__Rows__.
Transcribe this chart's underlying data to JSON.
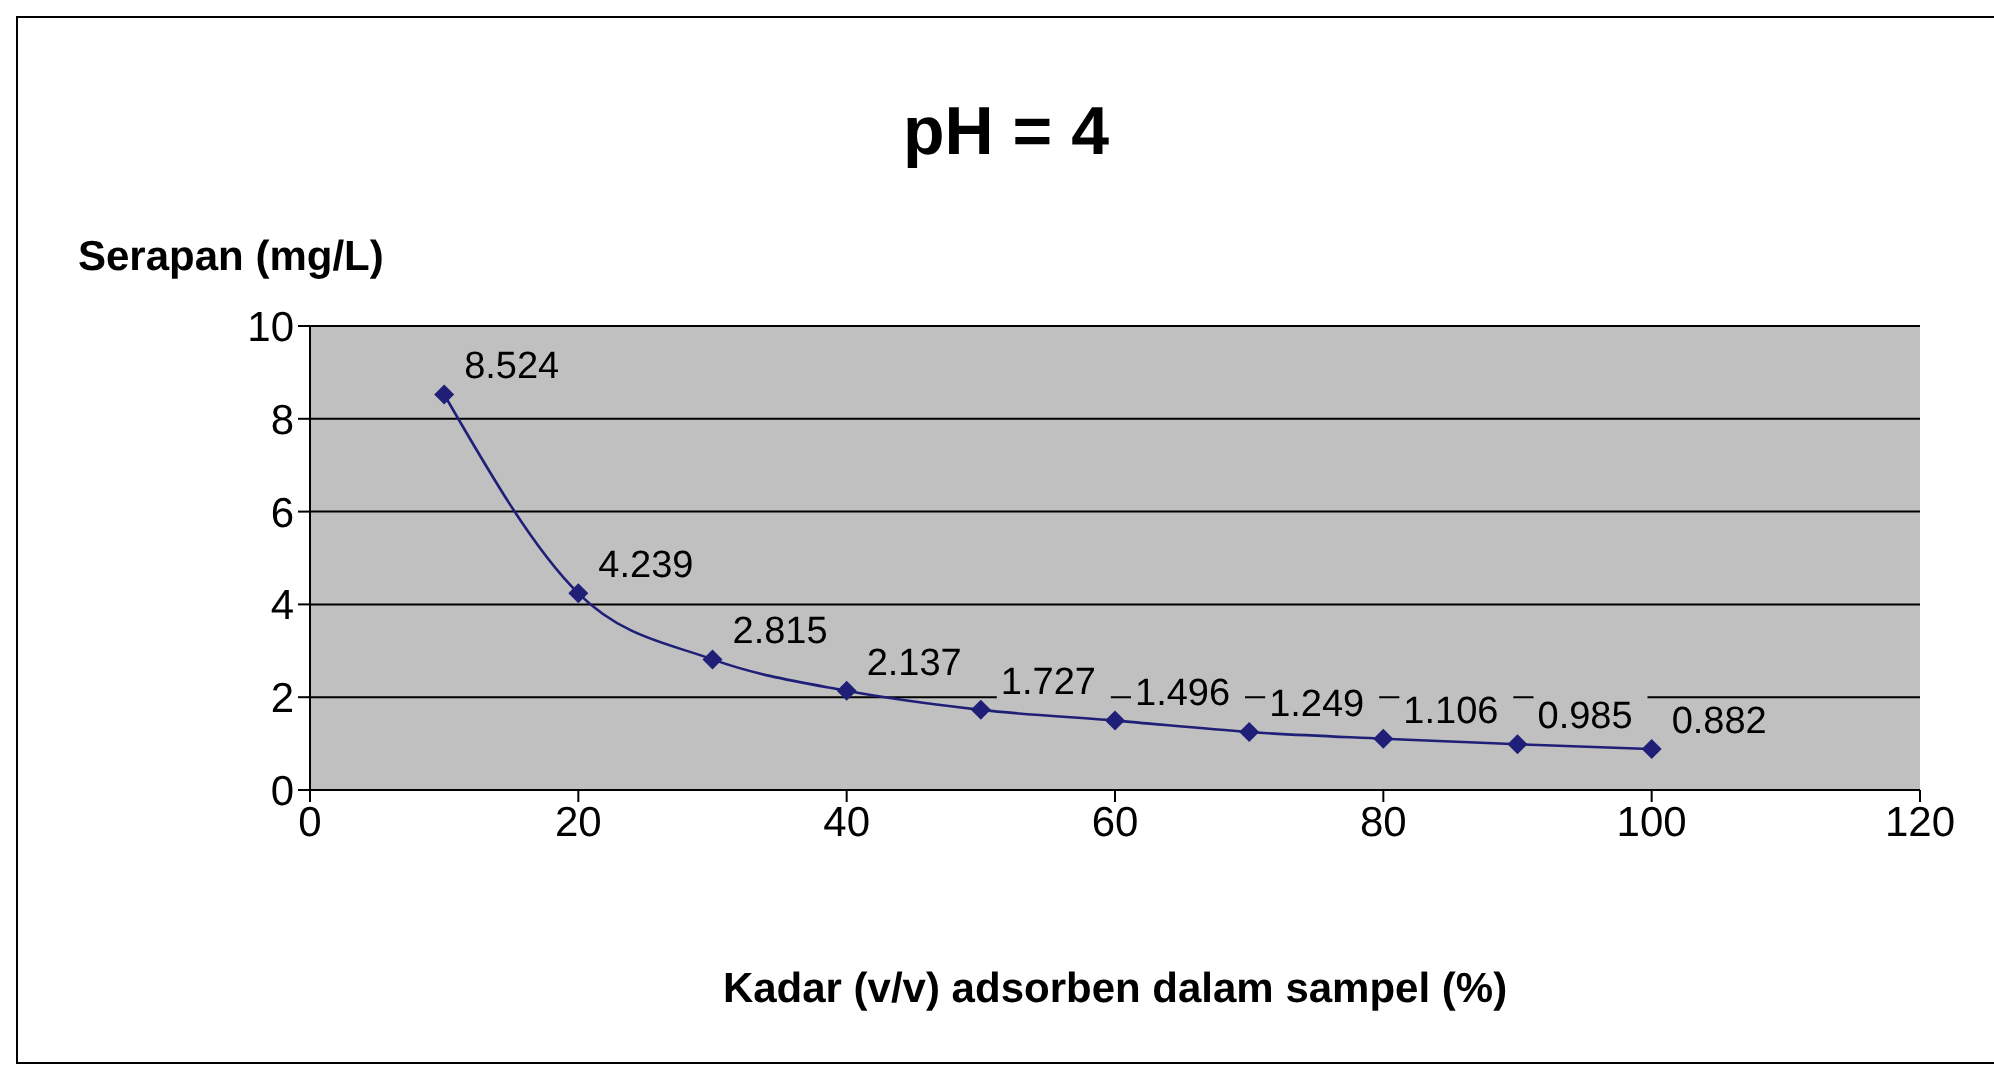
{
  "chart_data": {
    "type": "line",
    "title": "pH = 4",
    "ylabel": "Serapan (mg/L)",
    "xlabel": "Kadar (v/v) adsorben dalam sampel (%)",
    "x": [
      10,
      20,
      30,
      40,
      50,
      60,
      70,
      80,
      90,
      100
    ],
    "series": [
      {
        "color": "#1f1f78",
        "values": [
          8.524,
          4.239,
          2.815,
          2.137,
          1.727,
          1.496,
          1.249,
          1.106,
          0.985,
          0.882
        ]
      }
    ],
    "xlim": [
      0,
      120
    ],
    "xticks": [
      0,
      20,
      40,
      60,
      80,
      100,
      120
    ],
    "ylim": [
      0,
      10
    ],
    "yticks": [
      0,
      2,
      4,
      6,
      8,
      10
    ],
    "grid": "y",
    "marker": "diamond",
    "line_style": "solid",
    "data_labels": true
  }
}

__Do this__. Reproduce all of the material above word for word. Omit the pictures.

__Expected output__.
Transcribe this chart's underlying data to JSON.
{
  "chart_data": {
    "type": "line",
    "title": "pH = 4",
    "ylabel": "Serapan (mg/L)",
    "xlabel": "Kadar (v/v) adsorben dalam sampel (%)",
    "x": [
      10,
      20,
      30,
      40,
      50,
      60,
      70,
      80,
      90,
      100
    ],
    "series": [
      {
        "color": "#1f1f78",
        "values": [
          8.524,
          4.239,
          2.815,
          2.137,
          1.727,
          1.496,
          1.249,
          1.106,
          0.985,
          0.882
        ]
      }
    ],
    "xlim": [
      0,
      120
    ],
    "xticks": [
      0,
      20,
      40,
      60,
      80,
      100,
      120
    ],
    "ylim": [
      0,
      10
    ],
    "yticks": [
      0,
      2,
      4,
      6,
      8,
      10
    ],
    "grid": "y",
    "marker": "diamond",
    "line_style": "solid",
    "data_labels": true
  }
}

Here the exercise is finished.